Go through the listing and write out all of it exactly.

* Begin Records for the exercise *

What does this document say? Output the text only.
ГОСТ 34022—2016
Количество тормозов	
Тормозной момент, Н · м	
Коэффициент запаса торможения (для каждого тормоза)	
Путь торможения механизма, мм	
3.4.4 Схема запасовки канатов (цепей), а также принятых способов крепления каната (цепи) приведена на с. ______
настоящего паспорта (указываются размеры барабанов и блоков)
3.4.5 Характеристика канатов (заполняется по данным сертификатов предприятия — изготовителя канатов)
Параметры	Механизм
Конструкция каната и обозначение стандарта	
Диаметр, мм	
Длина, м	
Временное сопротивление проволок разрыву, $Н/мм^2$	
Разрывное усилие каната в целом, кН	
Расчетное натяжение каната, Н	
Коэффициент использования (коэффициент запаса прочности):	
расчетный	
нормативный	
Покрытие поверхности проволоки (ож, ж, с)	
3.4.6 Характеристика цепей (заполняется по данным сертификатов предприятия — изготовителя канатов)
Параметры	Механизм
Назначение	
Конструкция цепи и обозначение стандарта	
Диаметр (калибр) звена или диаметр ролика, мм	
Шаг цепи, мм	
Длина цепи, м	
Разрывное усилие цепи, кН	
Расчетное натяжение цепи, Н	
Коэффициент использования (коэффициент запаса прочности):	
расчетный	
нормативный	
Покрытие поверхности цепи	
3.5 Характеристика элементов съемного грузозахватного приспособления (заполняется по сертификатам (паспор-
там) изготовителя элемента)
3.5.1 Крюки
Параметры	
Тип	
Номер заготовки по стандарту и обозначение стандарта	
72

* End Records for the exercise *

Written answer:
What does this document say? Output the text only.
ГОСТ 34022—2016
Количество тормозов	
Тормозной момент, Н · м	
Коэффициент запаса торможения (для каждого тормоза)	
Путь торможения механизма, мм	
3.4.4 Схема запасовки канатов (цепей), а также принятых способов крепления каната (цепи) приведена на с. ______
настоящего паспорта (указываются размеры барабанов и блоков)
3.4.5 Характеристика канатов (заполняется по данным сертификатов предприятия — изготовителя канатов)
Параметры	Механизм
Конструкция каната и обозначение стандарта	
Диаметр, мм	
Длина, м	
Временное сопротивление проволок разрыву, $Н/мм^2$	
Разрывное усилие каната в целом, кН	
Расчетное натяжение каната, Н	
Коэффициент использования (коэффициент запаса прочности):	
расчетный	
нормативный	
Покрытие поверхности проволоки (ож, ж, с)	
3.4.6 Характеристика цепей (заполняется по данным сертификатов предприятия — изготовителя канатов)
Параметры	Механизм
Назначение	
Конструкция цепи и обозначение стандарта	
Диаметр (калибр) звена или диаметр ролика, мм	
Шаг цепи, мм	
Длина цепи, м	
Разрывное усилие цепи, кН	
Расчетное натяжение цепи, Н	
Коэффициент использования (коэффициент запаса прочности):	
расчетный	
нормативный	
Покрытие поверхности цепи	
3.5 Характеристика элементов съемного грузозахватного приспособления (заполняется по сертификатам (паспор-
там) изготовителя элемента)
3.5.1 Крюки
Параметры	
Тип	
Номер заготовки по стандарту и обозначение стандарта	
72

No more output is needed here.